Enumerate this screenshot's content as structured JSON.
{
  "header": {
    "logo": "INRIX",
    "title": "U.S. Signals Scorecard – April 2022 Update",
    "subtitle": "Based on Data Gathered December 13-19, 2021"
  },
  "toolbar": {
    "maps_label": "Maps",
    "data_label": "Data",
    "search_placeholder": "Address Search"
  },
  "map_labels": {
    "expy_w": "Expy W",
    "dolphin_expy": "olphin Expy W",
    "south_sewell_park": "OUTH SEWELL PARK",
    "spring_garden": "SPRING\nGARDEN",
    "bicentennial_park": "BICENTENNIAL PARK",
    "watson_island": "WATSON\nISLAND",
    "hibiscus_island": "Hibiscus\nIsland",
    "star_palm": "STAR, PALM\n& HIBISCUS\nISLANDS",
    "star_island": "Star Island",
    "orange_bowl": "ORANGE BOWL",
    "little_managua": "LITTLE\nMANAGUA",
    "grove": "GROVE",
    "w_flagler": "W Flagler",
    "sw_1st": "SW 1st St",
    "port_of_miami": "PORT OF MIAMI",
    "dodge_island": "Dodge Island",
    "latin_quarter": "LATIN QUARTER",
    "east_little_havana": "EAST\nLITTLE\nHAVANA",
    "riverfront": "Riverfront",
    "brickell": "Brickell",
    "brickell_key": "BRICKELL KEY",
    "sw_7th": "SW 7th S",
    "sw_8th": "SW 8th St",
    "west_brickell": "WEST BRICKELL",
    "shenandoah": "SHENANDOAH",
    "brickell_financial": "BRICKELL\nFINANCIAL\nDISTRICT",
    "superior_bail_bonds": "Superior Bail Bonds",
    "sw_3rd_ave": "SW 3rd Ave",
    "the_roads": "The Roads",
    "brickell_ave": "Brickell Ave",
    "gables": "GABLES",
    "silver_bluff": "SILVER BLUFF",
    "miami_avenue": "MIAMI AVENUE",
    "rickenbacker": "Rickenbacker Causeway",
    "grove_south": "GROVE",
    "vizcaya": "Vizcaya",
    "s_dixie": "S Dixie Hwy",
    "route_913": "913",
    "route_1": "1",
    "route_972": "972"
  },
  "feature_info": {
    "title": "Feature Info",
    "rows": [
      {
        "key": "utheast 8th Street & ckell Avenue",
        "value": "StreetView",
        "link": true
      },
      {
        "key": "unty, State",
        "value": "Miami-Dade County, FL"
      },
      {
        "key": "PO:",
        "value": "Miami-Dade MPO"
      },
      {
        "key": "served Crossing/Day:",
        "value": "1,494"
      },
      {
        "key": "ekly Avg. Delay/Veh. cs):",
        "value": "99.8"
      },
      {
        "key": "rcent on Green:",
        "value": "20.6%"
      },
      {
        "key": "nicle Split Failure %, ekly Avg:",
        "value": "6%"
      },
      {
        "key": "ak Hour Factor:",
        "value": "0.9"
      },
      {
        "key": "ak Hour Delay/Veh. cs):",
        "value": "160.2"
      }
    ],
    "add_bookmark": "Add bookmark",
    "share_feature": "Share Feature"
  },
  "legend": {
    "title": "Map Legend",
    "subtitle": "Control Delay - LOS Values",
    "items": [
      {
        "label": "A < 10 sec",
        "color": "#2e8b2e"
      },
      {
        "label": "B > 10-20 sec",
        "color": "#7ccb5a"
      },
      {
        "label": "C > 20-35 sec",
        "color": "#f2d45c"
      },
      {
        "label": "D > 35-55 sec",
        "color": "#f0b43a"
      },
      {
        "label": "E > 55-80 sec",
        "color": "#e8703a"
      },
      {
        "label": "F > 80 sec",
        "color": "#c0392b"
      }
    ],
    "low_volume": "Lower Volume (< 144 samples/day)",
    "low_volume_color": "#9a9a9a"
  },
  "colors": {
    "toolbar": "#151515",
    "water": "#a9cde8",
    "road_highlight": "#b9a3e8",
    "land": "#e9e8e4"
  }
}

▬▬▬▬▬▬▬▬▬▬

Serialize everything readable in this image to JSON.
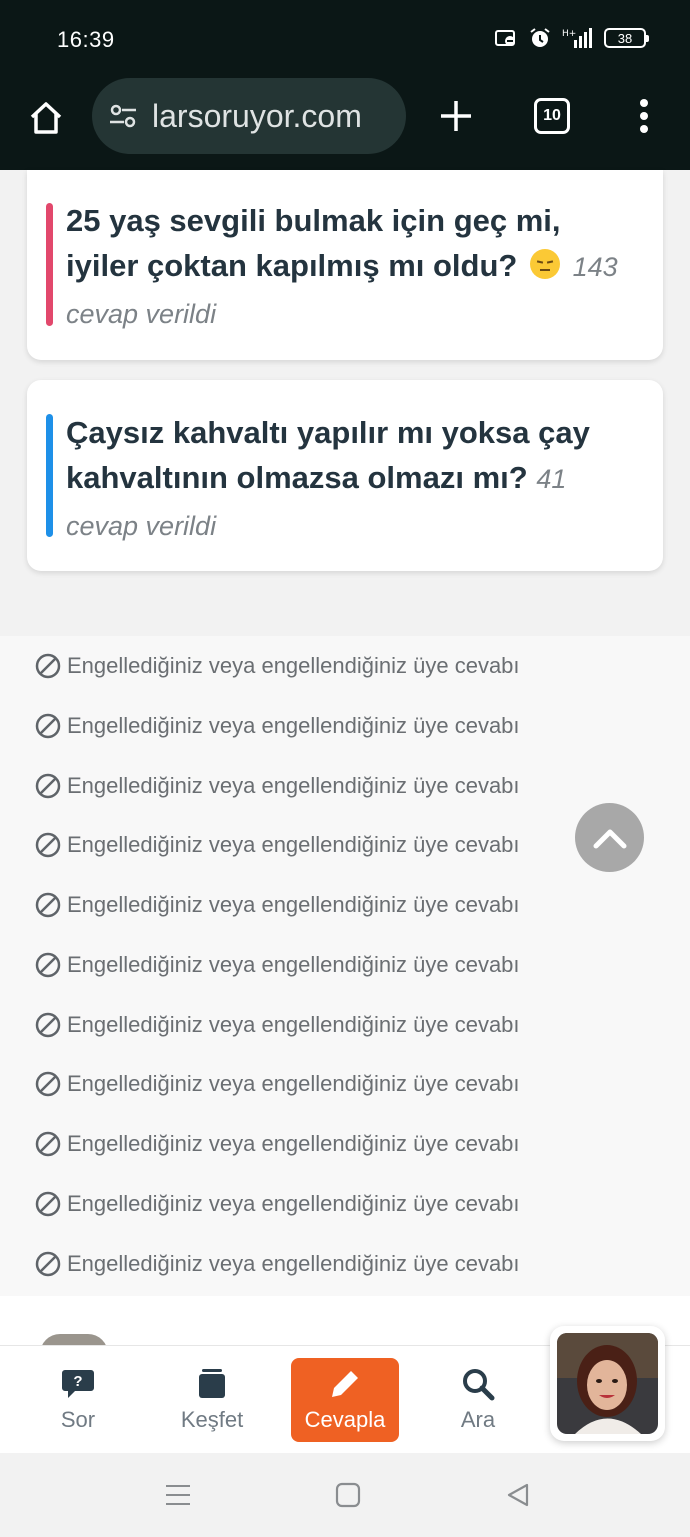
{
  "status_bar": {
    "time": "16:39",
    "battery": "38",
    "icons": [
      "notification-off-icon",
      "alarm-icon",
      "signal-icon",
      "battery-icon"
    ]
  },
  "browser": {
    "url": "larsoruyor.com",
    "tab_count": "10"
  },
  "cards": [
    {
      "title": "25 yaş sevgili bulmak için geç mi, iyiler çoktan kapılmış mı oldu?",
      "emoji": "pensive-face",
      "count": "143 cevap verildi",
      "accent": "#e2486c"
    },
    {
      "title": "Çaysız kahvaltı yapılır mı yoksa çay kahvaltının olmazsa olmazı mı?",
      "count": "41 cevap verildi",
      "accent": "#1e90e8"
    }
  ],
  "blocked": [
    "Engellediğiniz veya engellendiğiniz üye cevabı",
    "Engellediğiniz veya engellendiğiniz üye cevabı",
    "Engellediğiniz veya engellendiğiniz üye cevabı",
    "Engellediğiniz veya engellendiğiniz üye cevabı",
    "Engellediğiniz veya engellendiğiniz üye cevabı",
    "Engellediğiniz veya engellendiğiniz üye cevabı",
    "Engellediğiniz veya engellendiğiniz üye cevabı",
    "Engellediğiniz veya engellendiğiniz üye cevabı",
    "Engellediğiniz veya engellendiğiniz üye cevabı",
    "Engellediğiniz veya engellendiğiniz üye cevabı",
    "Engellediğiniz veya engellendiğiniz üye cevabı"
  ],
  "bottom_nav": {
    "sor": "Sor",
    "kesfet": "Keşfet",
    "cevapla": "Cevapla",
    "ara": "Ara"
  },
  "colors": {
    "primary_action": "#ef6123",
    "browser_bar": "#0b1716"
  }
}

▬▬▬▬▬▬▬▬▬▬

**Task instructions:** Scan the material above and determine how many lines include the word "Data"; report only the number.

**Task output:** 2